GIVEN RECORDS>
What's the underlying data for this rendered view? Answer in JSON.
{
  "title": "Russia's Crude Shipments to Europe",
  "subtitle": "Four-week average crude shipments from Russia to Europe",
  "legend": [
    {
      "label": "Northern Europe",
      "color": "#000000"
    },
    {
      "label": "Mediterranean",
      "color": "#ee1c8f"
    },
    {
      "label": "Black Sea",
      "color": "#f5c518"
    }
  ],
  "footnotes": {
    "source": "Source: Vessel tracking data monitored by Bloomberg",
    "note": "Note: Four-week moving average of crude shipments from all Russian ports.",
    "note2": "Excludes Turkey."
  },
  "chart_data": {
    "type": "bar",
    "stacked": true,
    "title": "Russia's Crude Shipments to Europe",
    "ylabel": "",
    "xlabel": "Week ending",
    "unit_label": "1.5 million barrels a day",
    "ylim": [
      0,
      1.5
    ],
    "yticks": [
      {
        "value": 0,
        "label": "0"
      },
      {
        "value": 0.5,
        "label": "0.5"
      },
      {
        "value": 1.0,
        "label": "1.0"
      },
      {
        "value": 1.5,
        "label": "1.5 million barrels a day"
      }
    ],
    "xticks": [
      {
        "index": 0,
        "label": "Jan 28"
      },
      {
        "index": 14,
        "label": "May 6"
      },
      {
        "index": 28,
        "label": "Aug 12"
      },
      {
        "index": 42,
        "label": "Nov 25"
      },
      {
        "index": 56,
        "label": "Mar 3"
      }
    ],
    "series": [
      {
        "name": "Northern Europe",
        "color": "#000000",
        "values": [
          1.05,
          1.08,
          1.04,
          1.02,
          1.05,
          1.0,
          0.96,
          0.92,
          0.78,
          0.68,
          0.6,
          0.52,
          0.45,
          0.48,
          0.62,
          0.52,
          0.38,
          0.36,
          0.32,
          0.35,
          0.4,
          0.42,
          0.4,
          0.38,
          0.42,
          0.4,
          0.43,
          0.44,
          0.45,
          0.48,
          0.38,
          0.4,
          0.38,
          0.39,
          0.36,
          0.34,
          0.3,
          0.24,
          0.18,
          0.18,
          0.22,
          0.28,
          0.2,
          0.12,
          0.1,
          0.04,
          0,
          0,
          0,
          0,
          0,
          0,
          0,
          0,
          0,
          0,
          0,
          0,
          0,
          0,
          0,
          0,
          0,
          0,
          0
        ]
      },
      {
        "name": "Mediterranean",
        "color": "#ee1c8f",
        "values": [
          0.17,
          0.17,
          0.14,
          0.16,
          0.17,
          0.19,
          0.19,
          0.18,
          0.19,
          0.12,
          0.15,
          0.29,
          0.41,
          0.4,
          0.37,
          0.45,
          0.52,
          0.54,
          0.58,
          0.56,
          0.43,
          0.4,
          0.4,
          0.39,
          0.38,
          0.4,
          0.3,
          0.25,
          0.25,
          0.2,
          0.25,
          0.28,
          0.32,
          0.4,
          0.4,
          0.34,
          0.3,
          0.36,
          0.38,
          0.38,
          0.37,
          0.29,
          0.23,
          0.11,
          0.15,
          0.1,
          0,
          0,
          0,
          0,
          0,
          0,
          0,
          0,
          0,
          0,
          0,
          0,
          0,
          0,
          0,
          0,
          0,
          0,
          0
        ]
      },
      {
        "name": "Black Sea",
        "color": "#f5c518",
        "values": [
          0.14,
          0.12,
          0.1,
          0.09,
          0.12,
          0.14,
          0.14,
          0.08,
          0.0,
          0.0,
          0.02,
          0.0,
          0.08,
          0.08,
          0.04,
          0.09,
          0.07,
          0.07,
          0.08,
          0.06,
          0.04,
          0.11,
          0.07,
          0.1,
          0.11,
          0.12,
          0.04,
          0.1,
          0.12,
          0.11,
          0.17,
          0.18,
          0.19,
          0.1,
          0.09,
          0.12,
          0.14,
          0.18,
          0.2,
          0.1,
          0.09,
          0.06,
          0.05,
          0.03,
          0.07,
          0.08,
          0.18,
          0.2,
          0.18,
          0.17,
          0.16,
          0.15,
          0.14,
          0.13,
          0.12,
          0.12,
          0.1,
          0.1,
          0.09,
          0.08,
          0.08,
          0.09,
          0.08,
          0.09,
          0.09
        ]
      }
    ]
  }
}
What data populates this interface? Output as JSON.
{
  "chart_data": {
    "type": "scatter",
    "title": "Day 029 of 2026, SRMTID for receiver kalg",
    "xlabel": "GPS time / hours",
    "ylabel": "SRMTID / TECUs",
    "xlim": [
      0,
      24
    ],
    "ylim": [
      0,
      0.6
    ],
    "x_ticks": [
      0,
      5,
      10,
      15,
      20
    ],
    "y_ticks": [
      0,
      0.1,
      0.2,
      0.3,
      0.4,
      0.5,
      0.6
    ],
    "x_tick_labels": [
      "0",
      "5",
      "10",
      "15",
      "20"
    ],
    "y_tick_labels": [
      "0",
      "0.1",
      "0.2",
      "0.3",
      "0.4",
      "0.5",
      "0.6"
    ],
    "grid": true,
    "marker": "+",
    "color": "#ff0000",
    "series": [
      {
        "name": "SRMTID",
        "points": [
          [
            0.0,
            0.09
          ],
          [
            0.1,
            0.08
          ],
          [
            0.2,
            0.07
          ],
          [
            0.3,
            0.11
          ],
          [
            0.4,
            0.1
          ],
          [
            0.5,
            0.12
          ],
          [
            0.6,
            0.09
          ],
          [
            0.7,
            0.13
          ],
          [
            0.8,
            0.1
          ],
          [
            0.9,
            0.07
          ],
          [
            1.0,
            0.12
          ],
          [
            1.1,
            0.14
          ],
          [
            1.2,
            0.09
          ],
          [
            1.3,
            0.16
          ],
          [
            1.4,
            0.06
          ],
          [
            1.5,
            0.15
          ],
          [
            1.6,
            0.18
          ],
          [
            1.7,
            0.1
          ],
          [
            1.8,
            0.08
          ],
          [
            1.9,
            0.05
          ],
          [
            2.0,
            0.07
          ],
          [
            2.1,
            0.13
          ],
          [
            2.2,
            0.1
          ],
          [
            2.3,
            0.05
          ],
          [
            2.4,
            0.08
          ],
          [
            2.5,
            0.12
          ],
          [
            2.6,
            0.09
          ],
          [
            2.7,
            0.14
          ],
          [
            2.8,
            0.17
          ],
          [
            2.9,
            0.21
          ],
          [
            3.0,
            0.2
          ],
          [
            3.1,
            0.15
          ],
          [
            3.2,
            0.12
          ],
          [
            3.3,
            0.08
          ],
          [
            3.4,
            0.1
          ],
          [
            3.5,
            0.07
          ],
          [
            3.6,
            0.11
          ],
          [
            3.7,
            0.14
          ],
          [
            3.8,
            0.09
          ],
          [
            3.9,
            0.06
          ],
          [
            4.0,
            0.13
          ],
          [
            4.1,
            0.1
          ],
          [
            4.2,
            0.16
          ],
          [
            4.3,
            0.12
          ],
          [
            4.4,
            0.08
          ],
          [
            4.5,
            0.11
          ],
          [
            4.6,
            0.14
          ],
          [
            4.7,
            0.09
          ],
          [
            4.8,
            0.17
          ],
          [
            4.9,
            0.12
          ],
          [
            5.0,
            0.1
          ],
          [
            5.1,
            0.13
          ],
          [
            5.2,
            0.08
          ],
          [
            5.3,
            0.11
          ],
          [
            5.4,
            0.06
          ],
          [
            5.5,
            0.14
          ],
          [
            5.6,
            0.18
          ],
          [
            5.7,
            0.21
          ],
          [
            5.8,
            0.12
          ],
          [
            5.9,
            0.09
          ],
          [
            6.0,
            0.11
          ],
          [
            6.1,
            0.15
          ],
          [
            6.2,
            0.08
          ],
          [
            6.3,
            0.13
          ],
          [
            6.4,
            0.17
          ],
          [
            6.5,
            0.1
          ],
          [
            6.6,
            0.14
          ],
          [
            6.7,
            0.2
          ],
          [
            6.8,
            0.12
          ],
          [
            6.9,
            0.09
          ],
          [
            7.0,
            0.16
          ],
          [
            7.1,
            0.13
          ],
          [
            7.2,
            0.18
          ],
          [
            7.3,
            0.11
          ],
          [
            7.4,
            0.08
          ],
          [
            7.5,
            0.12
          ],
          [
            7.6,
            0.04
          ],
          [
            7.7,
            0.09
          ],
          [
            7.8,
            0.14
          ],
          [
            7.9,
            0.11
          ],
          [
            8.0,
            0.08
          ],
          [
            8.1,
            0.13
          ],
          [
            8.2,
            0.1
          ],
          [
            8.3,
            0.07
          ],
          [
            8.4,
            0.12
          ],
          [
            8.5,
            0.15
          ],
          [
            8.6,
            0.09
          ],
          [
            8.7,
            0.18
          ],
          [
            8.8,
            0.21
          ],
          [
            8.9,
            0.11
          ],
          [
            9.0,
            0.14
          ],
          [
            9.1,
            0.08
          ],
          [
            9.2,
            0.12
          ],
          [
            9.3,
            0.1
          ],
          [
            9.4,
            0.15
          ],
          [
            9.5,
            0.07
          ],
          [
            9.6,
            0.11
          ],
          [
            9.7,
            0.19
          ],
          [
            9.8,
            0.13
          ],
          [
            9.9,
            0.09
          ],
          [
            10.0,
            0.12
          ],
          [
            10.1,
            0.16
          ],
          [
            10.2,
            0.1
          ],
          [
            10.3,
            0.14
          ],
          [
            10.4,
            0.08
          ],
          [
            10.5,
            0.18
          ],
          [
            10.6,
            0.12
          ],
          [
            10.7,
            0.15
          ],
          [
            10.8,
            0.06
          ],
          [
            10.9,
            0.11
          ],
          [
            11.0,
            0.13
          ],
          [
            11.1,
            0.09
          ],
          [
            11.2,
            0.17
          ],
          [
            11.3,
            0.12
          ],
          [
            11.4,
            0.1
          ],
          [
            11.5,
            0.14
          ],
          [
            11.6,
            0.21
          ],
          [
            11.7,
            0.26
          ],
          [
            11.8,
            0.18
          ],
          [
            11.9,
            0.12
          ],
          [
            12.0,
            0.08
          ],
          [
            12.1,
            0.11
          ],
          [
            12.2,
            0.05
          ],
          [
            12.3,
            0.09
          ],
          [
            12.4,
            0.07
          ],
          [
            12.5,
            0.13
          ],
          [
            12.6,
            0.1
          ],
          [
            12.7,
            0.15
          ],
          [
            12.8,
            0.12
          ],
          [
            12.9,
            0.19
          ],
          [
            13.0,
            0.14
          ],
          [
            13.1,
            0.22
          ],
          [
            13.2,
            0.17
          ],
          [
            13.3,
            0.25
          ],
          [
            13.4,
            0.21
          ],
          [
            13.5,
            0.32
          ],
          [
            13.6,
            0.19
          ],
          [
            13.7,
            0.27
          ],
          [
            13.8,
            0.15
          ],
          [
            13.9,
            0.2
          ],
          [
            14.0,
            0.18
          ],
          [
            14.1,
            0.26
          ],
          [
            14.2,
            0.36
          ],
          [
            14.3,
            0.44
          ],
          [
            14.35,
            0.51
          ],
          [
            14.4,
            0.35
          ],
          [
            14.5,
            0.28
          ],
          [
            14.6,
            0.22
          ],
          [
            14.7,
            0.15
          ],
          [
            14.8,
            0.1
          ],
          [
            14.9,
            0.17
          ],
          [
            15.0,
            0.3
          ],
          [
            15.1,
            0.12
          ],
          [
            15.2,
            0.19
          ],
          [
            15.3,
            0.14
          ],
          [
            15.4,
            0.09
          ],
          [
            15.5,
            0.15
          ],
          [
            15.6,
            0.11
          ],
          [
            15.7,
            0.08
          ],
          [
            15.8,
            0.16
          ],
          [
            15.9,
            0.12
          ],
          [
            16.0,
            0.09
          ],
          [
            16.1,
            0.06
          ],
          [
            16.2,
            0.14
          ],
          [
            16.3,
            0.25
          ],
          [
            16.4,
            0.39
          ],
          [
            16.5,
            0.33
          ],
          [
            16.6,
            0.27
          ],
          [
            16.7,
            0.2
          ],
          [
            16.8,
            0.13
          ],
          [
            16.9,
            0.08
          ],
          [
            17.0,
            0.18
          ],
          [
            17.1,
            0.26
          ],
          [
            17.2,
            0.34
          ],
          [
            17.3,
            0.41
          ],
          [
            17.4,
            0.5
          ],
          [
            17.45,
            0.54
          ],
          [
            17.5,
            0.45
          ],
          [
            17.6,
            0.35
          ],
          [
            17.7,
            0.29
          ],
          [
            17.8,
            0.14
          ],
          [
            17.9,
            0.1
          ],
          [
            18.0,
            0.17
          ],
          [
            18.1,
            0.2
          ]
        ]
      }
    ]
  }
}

THE REQUEST> In the records above, find each line with the word "Mediterranean" and copy it.

SOLUTION TO THIS PROBLEM>
      "label": "Mediterranean",
        "name": "Mediterranean",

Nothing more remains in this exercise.